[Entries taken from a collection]
▬▬▬
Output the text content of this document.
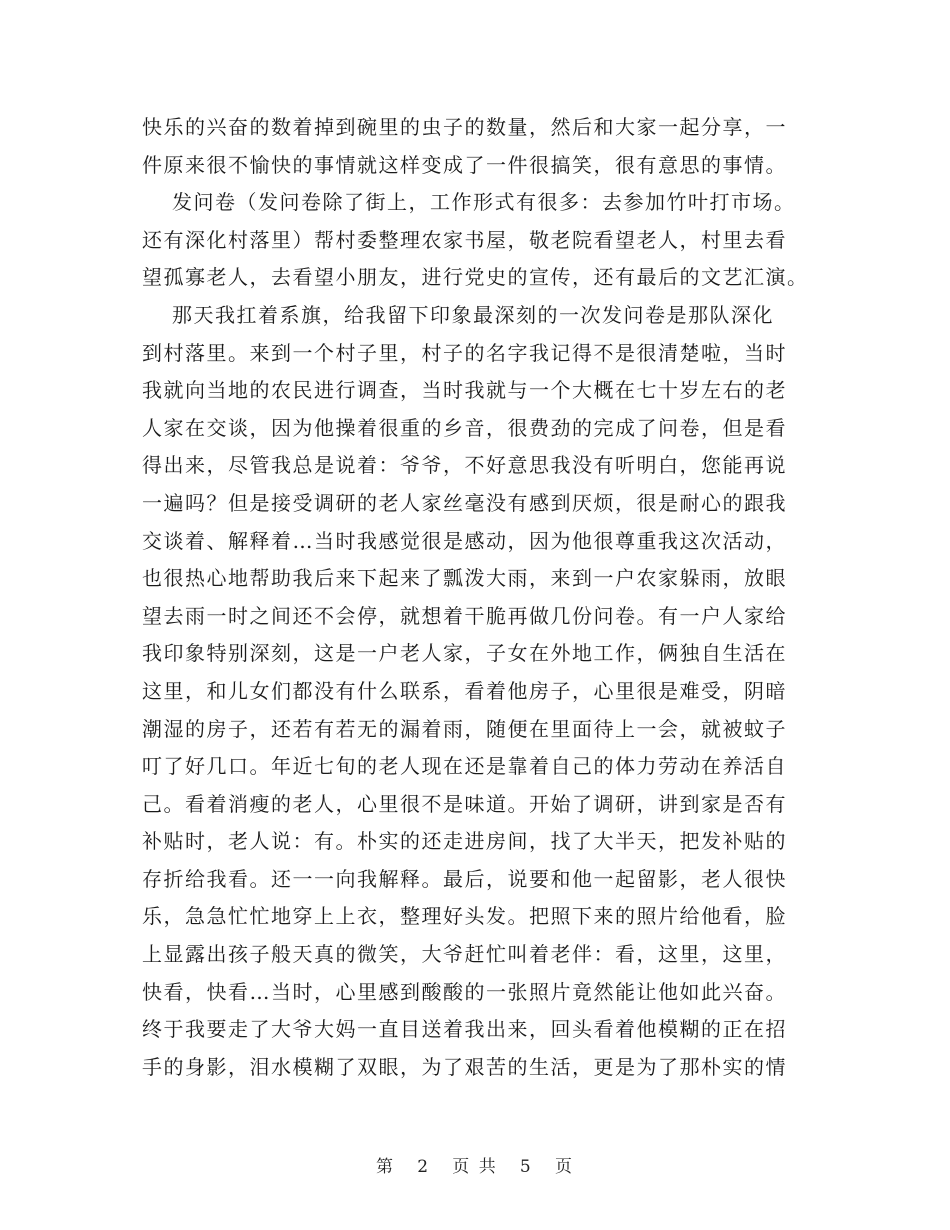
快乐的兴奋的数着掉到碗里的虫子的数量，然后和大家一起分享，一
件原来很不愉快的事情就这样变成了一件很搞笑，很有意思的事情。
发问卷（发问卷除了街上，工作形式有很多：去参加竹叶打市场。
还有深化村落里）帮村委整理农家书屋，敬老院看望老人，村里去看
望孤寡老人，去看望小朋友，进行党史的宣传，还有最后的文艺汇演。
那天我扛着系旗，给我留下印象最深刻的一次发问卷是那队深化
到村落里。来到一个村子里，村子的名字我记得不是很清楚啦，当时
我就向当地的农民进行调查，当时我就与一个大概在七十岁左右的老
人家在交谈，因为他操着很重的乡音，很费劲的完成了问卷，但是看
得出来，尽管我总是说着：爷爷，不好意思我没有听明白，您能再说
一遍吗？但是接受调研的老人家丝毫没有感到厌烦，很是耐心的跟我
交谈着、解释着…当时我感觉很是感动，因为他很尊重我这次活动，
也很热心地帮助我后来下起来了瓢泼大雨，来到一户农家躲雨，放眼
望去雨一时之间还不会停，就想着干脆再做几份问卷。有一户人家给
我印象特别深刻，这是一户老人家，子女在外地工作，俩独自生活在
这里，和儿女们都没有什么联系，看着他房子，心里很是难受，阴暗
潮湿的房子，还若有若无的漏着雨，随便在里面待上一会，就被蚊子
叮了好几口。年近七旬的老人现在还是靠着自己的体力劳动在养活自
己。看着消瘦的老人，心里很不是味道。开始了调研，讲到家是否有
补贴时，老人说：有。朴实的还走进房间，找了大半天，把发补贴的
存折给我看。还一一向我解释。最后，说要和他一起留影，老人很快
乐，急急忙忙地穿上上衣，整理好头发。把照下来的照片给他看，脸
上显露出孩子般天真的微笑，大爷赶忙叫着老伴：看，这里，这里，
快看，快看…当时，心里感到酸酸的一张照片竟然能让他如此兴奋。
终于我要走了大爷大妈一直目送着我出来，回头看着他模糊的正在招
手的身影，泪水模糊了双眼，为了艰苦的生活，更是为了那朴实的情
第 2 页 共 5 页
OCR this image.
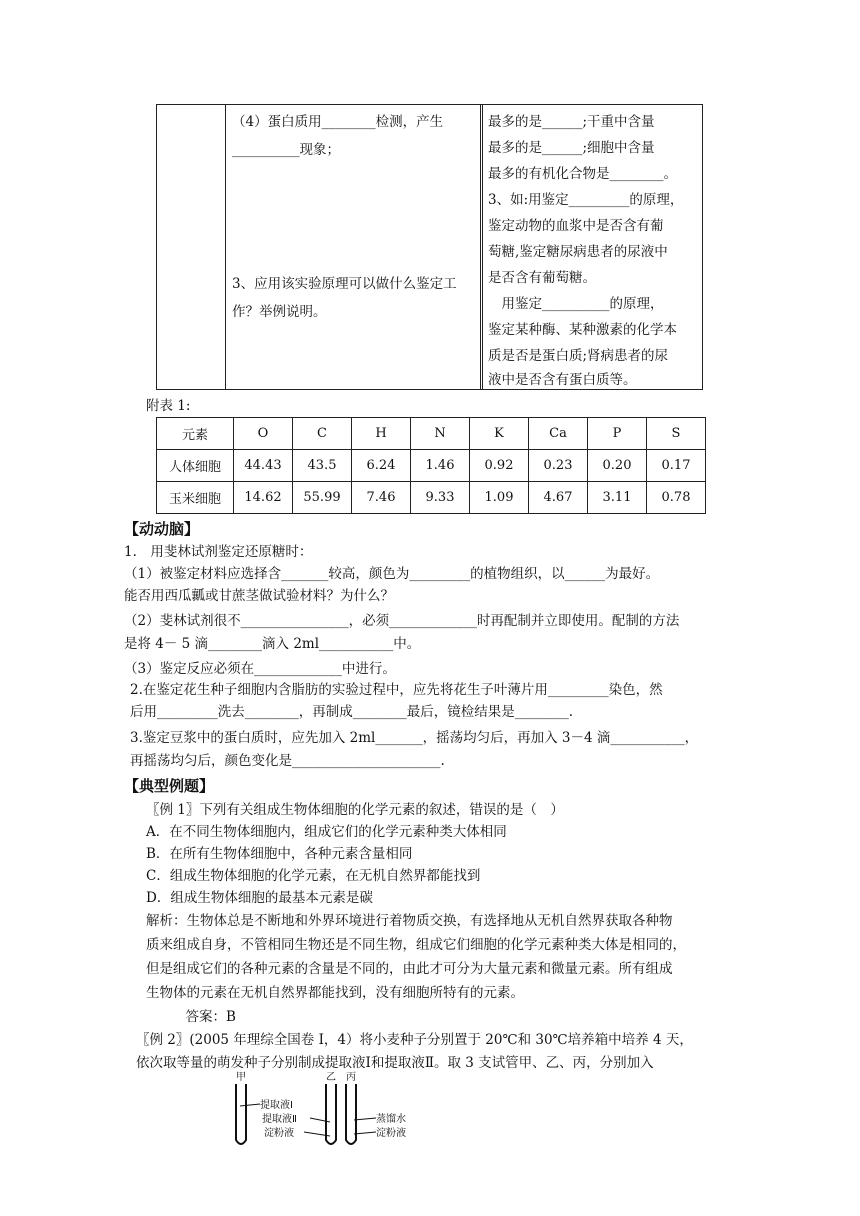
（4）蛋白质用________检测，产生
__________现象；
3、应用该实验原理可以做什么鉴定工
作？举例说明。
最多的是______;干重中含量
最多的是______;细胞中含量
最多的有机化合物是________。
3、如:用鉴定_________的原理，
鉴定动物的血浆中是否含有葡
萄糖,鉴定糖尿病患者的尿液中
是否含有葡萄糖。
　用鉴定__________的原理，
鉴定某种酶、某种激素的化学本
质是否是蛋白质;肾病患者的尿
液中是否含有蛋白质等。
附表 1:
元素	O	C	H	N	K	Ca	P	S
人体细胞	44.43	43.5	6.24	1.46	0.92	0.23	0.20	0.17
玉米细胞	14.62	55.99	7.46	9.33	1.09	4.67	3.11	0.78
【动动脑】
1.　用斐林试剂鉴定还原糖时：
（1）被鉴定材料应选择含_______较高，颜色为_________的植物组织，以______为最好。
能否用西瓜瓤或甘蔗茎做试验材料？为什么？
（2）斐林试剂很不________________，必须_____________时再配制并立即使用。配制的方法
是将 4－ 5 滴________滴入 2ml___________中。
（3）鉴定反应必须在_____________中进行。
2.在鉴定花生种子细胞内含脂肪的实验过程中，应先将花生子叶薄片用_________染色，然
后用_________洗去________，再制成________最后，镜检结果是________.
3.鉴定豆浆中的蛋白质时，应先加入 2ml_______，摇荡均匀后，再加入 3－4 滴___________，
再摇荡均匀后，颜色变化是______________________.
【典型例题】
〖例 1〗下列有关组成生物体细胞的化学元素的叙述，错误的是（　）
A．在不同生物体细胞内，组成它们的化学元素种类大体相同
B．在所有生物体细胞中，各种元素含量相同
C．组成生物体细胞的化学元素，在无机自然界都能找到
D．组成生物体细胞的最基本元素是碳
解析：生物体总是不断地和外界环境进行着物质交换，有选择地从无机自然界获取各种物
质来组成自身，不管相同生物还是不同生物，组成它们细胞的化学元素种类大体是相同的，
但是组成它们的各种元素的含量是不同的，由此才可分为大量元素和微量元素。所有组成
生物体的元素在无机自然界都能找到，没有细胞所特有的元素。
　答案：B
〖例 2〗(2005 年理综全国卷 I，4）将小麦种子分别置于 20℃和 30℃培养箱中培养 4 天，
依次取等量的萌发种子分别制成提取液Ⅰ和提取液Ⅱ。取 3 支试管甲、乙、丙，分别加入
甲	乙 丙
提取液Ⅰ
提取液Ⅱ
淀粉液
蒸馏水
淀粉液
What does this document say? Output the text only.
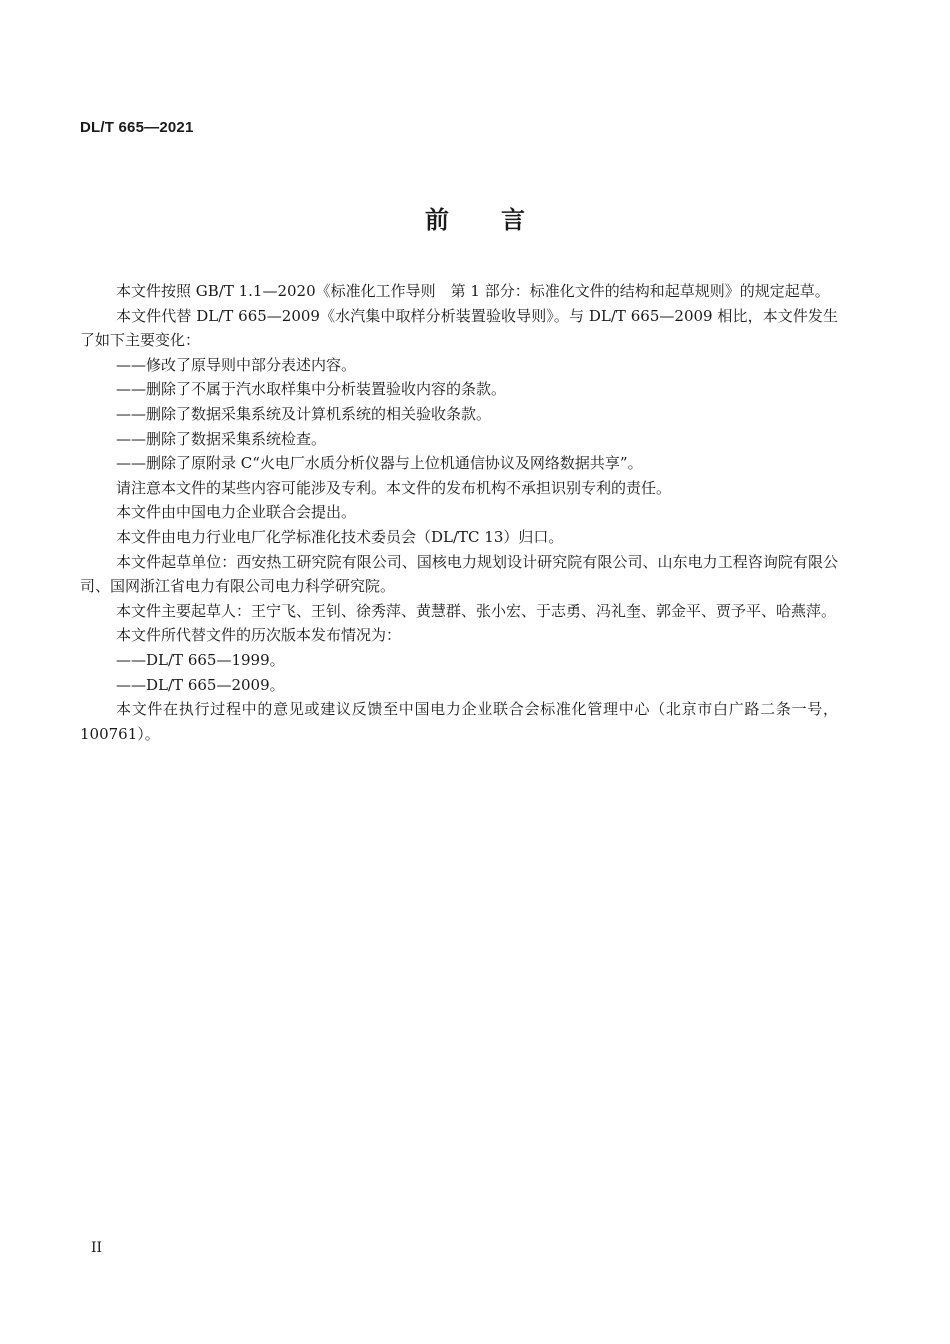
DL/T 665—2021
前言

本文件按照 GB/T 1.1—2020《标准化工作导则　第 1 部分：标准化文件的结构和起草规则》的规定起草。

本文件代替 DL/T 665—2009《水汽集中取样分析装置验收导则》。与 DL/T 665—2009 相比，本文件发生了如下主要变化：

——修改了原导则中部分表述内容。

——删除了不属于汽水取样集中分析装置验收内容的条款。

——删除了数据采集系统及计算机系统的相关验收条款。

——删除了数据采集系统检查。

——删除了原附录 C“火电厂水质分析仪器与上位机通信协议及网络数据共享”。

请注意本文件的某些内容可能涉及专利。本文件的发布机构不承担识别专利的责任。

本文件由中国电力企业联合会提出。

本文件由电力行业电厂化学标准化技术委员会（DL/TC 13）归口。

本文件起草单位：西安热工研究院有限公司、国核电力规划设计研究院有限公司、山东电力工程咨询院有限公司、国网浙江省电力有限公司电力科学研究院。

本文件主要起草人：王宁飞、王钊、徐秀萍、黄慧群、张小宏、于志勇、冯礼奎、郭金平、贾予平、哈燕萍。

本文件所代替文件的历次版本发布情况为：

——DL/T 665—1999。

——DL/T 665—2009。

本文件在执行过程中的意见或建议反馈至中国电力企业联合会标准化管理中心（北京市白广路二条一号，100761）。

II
▬▬▬
Every line that holds the string "text" should be returned.

• EXPECTED OUTPUT:
Output the text content of this document.
What does this document say? Output the text only.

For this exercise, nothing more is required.